§ **Directions**:
Lift out each line of the data that holds "рабочих".
===== Supplied information
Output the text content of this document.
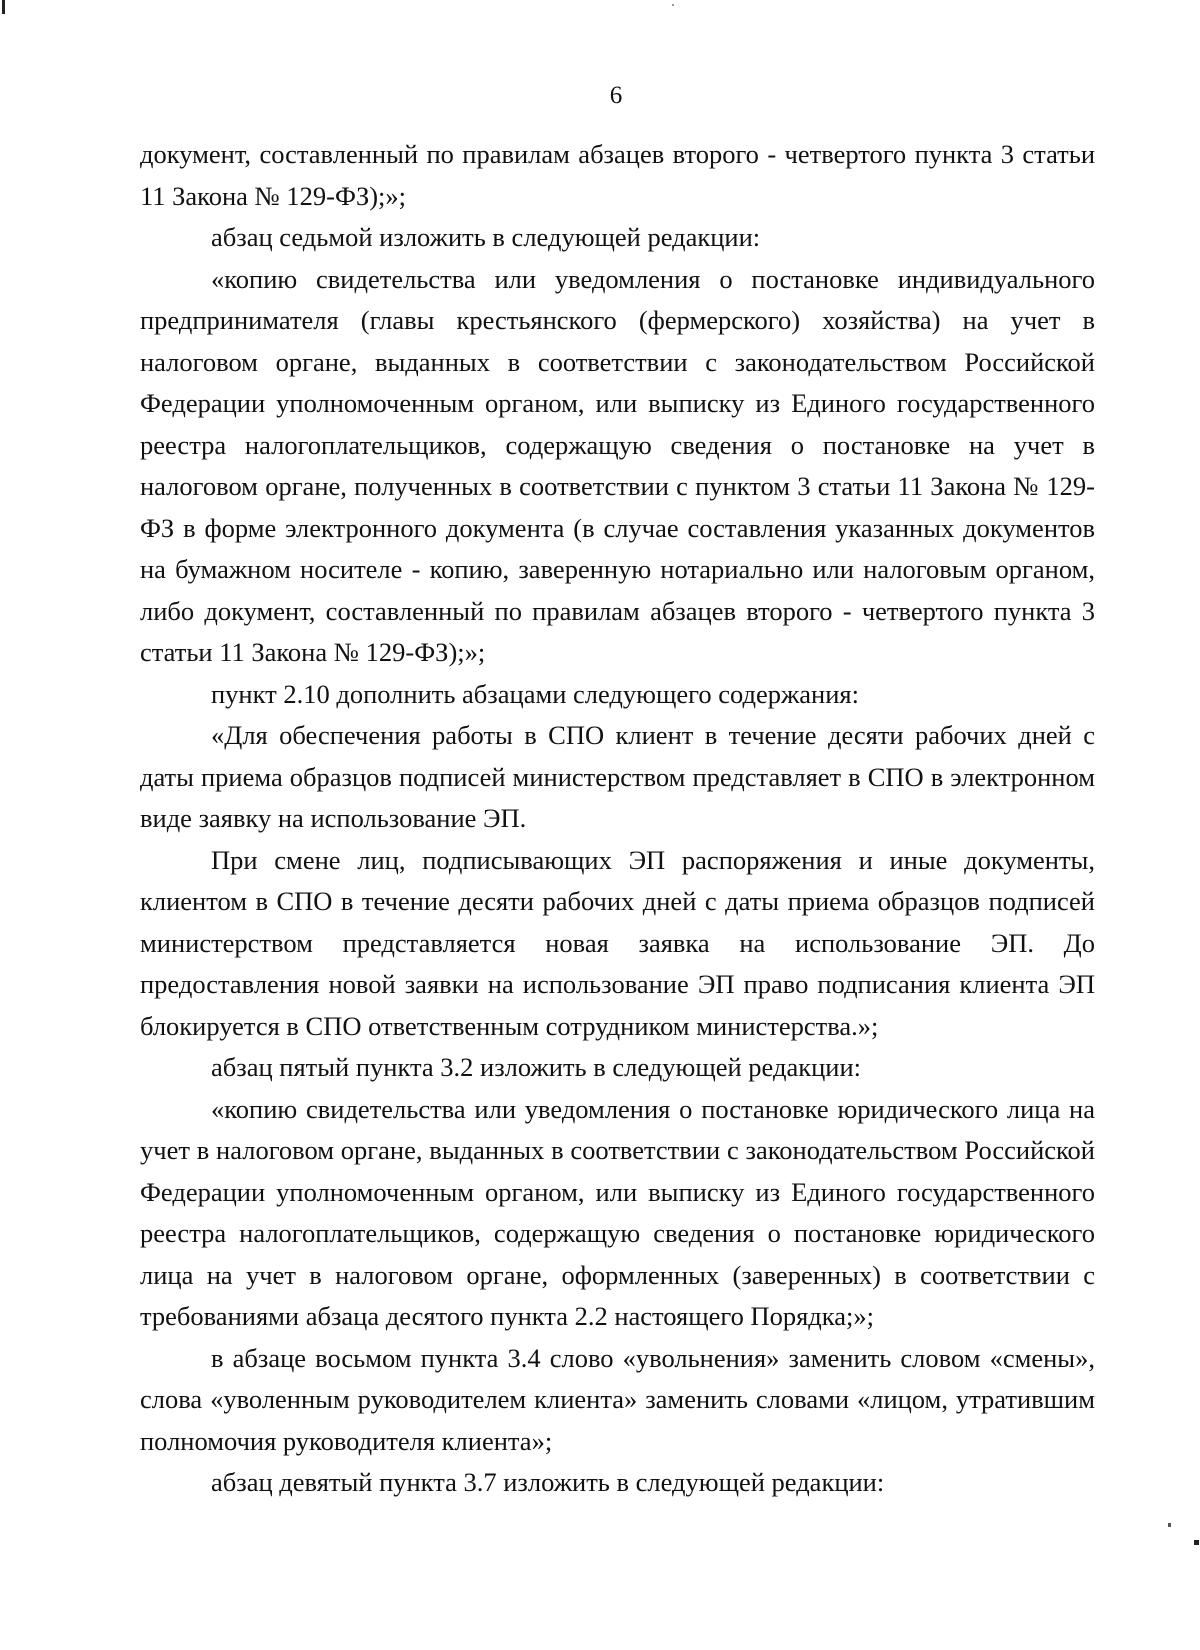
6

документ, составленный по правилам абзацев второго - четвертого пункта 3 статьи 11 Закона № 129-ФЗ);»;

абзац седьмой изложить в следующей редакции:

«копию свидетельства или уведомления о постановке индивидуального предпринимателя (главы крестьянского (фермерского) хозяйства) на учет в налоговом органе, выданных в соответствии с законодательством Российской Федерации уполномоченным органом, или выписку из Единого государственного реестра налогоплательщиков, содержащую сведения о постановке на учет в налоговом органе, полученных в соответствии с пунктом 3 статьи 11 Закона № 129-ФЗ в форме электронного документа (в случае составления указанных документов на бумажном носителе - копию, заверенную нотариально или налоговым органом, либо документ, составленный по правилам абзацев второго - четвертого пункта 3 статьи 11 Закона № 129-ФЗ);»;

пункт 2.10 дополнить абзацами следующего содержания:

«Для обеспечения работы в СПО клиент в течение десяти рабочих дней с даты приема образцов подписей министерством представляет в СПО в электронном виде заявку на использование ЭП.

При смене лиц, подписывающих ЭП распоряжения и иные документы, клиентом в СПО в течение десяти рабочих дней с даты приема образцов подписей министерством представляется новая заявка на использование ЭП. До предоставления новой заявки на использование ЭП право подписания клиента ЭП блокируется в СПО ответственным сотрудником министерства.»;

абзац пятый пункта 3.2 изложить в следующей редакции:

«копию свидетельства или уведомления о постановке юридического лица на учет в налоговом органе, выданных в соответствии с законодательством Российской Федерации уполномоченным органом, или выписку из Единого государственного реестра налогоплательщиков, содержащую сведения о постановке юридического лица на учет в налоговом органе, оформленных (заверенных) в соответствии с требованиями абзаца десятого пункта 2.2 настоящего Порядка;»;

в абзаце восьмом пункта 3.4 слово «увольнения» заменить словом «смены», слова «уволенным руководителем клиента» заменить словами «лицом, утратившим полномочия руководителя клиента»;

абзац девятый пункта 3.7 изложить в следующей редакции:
==========
===== Supplied information
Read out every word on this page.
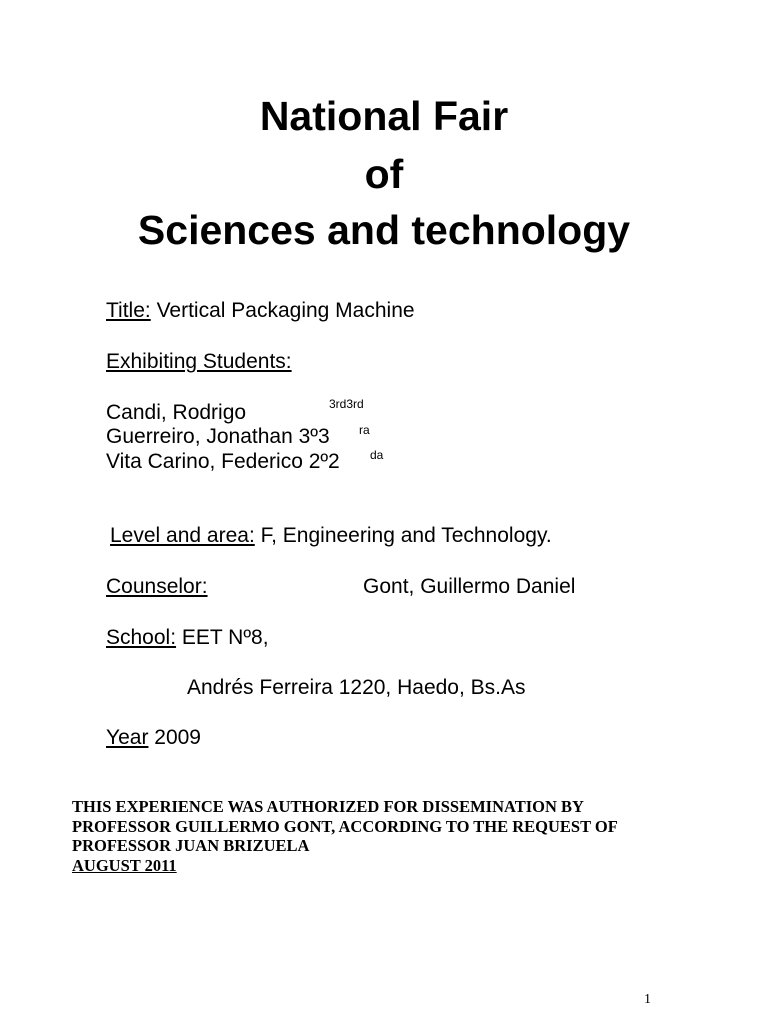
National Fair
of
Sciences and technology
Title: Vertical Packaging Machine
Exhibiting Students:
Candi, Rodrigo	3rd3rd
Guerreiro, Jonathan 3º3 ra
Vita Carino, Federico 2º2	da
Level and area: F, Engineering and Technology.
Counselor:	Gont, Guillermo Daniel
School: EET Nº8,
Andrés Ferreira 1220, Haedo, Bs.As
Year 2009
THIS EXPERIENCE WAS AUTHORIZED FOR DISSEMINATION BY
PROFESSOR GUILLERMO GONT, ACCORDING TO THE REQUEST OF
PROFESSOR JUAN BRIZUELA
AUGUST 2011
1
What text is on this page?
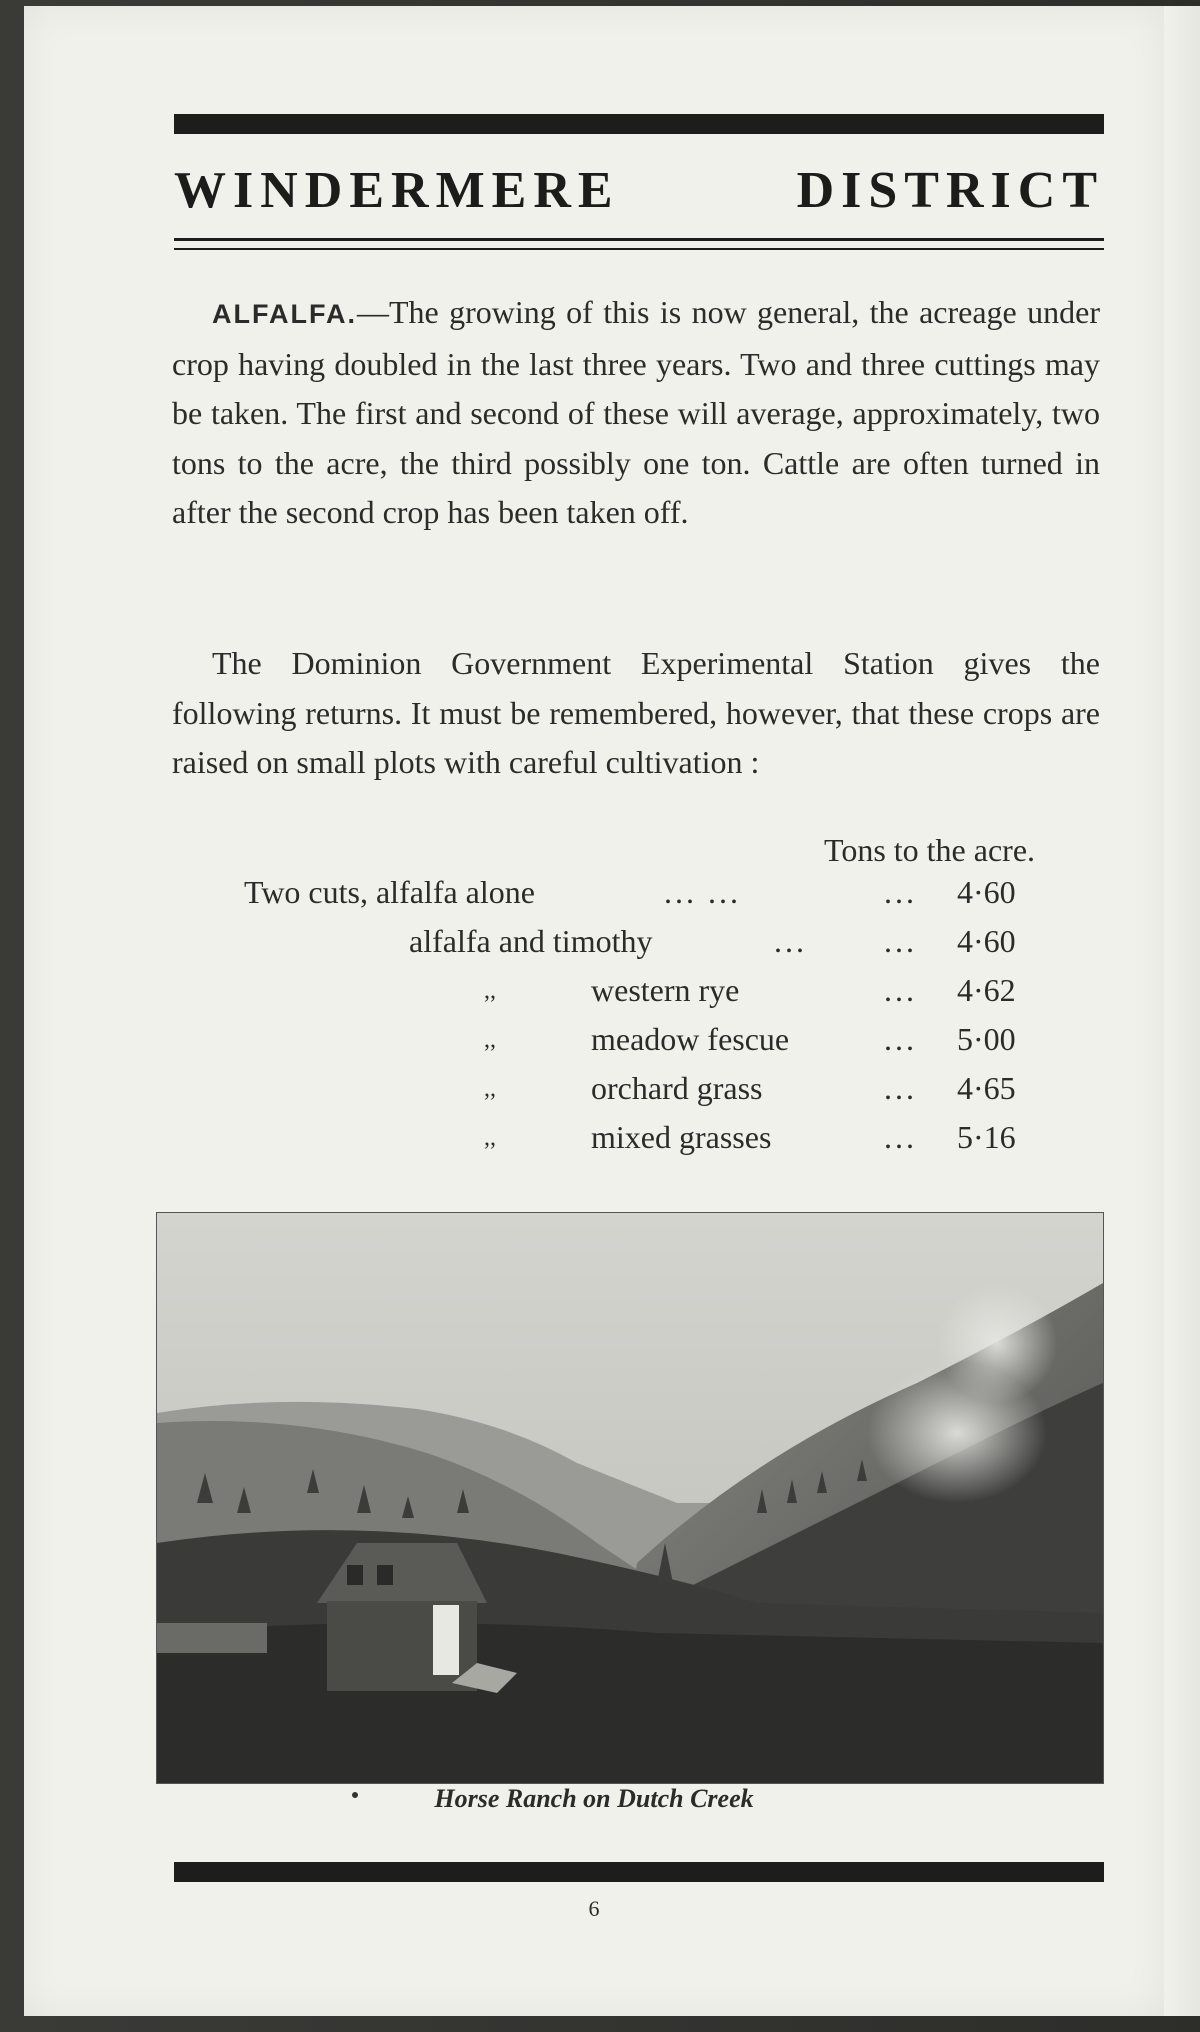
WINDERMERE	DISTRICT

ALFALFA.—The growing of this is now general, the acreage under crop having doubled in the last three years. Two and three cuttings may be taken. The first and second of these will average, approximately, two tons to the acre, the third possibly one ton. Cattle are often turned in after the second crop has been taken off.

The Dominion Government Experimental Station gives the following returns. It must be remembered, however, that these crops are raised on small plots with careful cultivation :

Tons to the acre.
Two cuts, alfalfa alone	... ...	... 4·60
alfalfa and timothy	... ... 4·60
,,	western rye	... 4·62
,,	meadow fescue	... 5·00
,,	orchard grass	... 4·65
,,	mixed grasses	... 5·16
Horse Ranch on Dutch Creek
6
==========
===== Supplied information
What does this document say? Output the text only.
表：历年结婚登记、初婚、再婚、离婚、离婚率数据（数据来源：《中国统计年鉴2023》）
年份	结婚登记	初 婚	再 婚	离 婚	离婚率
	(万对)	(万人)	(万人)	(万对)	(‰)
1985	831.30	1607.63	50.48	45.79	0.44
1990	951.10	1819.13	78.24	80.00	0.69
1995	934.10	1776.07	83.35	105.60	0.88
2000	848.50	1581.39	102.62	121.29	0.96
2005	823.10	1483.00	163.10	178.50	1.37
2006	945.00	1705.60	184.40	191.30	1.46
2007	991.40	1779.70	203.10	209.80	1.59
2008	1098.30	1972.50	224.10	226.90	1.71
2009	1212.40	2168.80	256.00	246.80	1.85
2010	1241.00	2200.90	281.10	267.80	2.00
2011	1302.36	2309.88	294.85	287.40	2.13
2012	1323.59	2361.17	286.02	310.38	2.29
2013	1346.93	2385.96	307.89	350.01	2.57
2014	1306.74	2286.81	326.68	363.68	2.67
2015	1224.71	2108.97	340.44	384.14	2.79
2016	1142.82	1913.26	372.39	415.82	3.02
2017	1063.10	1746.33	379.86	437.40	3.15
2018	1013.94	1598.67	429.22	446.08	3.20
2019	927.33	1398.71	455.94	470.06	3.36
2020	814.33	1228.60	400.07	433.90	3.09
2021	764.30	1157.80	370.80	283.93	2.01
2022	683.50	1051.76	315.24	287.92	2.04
==========
§ **Expected output**:
«Для обеспечения работы в СПО клиент в течение десяти рабочих дней с даты приема образцов подписей министерством представляет в СПО в электронном виде заявку на использование ЭП.
При смене лиц, подписывающих ЭП распоряжения и иные документы, клиентом в СПО в течение десяти рабочих дней с даты приема образцов подписей министерством представляется новая заявка на использование ЭП. До предоставления новой заявки на использование ЭП право подписания клиента ЭП блокируется в СПО ответственным сотрудником министерства.»;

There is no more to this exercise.